◆ **YOUR GOAL**: Produce a verbatim copy of the entries listed below.

start RECORDS TO PROCESS

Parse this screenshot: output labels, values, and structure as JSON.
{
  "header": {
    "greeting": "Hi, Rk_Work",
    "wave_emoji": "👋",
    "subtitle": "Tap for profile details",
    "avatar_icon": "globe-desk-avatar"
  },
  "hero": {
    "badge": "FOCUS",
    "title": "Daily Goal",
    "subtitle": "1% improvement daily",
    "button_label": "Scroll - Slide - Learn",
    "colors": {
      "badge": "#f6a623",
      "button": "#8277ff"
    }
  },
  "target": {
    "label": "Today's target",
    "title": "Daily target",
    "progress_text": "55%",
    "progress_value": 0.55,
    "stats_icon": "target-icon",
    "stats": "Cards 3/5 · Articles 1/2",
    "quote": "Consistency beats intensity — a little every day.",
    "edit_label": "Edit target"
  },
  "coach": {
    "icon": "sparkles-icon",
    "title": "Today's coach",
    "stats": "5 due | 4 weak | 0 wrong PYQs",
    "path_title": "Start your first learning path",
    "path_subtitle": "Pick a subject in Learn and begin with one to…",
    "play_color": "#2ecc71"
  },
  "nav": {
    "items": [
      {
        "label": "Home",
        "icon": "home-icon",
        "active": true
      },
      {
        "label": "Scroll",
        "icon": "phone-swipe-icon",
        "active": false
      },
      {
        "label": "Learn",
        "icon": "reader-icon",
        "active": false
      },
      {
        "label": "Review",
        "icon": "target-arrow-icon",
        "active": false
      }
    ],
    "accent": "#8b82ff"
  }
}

end RECORDS TO PROCESS

◆ **COMPLETE ANSWER**:
Parse this screenshot: output labels, values, and structure as JSON.
{
  "header": {
    "greeting": "Hi, Rk_Work",
    "wave_emoji": "👋",
    "subtitle": "Tap for profile details",
    "avatar_icon": "globe-desk-avatar"
  },
  "hero": {
    "badge": "FOCUS",
    "title": "Daily Goal",
    "subtitle": "1% improvement daily",
    "button_label": "Scroll - Slide - Learn",
    "colors": {
      "badge": "#f6a623",
      "button": "#8277ff"
    }
  },
  "target": {
    "label": "Today's target",
    "title": "Daily target",
    "progress_text": "55%",
    "progress_value": 0.55,
    "stats_icon": "target-icon",
    "stats": "Cards 3/5 · Articles 1/2",
    "quote": "Consistency beats intensity — a little every day.",
    "edit_label": "Edit target"
  },
  "coach": {
    "icon": "sparkles-icon",
    "title": "Today's coach",
    "stats": "5 due | 4 weak | 0 wrong PYQs",
    "path_title": "Start your first learning path",
    "path_subtitle": "Pick a subject in Learn and begin with one to…",
    "play_color": "#2ecc71"
  },
  "nav": {
    "items": [
      {
        "label": "Home",
        "icon": "home-icon",
        "active": true
      },
      {
        "label": "Scroll",
        "icon": "phone-swipe-icon",
        "active": false
      },
      {
        "label": "Learn",
        "icon": "reader-icon",
        "active": false
      },
      {
        "label": "Review",
        "icon": "target-arrow-icon",
        "active": false
      }
    ],
    "accent": "#8b82ff"
  }
}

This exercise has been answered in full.